**DATA EXTRACT:**
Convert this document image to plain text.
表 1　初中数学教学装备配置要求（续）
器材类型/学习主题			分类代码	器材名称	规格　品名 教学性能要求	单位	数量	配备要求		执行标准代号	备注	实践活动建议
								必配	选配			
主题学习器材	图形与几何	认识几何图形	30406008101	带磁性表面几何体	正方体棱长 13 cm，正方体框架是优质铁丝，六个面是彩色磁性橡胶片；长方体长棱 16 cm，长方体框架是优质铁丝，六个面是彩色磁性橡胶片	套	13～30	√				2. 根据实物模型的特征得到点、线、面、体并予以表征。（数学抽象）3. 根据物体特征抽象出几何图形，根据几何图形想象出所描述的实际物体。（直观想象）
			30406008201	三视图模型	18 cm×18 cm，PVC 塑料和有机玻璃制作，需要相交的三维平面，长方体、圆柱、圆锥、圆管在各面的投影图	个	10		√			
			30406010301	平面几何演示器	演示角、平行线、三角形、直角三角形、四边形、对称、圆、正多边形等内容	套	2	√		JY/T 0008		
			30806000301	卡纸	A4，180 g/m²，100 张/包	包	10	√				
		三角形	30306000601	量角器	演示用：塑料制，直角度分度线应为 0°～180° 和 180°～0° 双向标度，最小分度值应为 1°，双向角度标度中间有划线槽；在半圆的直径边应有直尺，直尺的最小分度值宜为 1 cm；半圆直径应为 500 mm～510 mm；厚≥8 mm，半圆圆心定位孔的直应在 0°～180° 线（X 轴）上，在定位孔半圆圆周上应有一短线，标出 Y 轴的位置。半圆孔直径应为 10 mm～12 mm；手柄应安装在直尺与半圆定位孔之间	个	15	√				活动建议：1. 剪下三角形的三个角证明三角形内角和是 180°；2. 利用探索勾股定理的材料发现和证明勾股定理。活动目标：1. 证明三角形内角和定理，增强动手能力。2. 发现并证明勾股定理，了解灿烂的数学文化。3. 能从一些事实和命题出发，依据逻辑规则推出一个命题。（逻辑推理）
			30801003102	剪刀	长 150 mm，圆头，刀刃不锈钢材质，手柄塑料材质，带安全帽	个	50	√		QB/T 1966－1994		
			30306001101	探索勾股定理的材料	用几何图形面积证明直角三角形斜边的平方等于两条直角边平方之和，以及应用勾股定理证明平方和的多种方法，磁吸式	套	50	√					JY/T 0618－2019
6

**STATED EXERCISE:**
Please copy out each record, character for character.

**TASK RESULT:**
Convert this document image to plain text.
表 1　初中数学教学装备配置要求（续）
器材类型/学习主题			分类代码	器材名称	规格　品名 教学性能要求	单位	数量	配备要求		执行标准代号	备注	实践活动建议
								必配	选配			
主题学习器材	图形与几何	认识几何图形	30406008101	带磁性表面几何体	正方体棱长 13 cm，正方体框架是优质铁丝，六个面是彩色磁性橡胶片；长方体长棱 16 cm，长方体框架是优质铁丝，六个面是彩色磁性橡胶片	套	13～30	√				2. 根据实物模型的特征得到点、线、面、体并予以表征。（数学抽象）3. 根据物体特征抽象出几何图形，根据几何图形想象出所描述的实际物体。（直观想象）
			30406008201	三视图模型	18 cm×18 cm，PVC 塑料和有机玻璃制作，需要相交的三维平面，长方体、圆柱、圆锥、圆管在各面的投影图	个	10		√			
			30406010301	平面几何演示器	演示角、平行线、三角形、直角三角形、四边形、对称、圆、正多边形等内容	套	2	√		JY/T 0008		
			30806000301	卡纸	A4，180 g/m²，100 张/包	包	10	√				
		三角形	30306000601	量角器	演示用：塑料制，直角度分度线应为 0°～180° 和 180°～0° 双向标度，最小分度值应为 1°，双向角度标度中间有划线槽；在半圆的直径边应有直尺，直尺的最小分度值宜为 1 cm；半圆直径应为 500 mm～510 mm；厚≥8 mm，半圆圆心定位孔的直应在 0°～180° 线（X 轴）上，在定位孔半圆圆周上应有一短线，标出 Y 轴的位置。半圆孔直径应为 10 mm～12 mm；手柄应安装在直尺与半圆定位孔之间	个	15	√				活动建议：1. 剪下三角形的三个角证明三角形内角和是 180°；2. 利用探索勾股定理的材料发现和证明勾股定理。活动目标：1. 证明三角形内角和定理，增强动手能力。2. 发现并证明勾股定理，了解灿烂的数学文化。3. 能从一些事实和命题出发，依据逻辑规则推出一个命题。（逻辑推理）
			30801003102	剪刀	长 150 mm，圆头，刀刃不锈钢材质，手柄塑料材质，带安全帽	个	50	√		QB/T 1966－1994		
			30306001101	探索勾股定理的材料	用几何图形面积证明直角三角形斜边的平方等于两条直角边平方之和，以及应用勾股定理证明平方和的多种方法，磁吸式	套	50	√					JY/T 0618－2019
6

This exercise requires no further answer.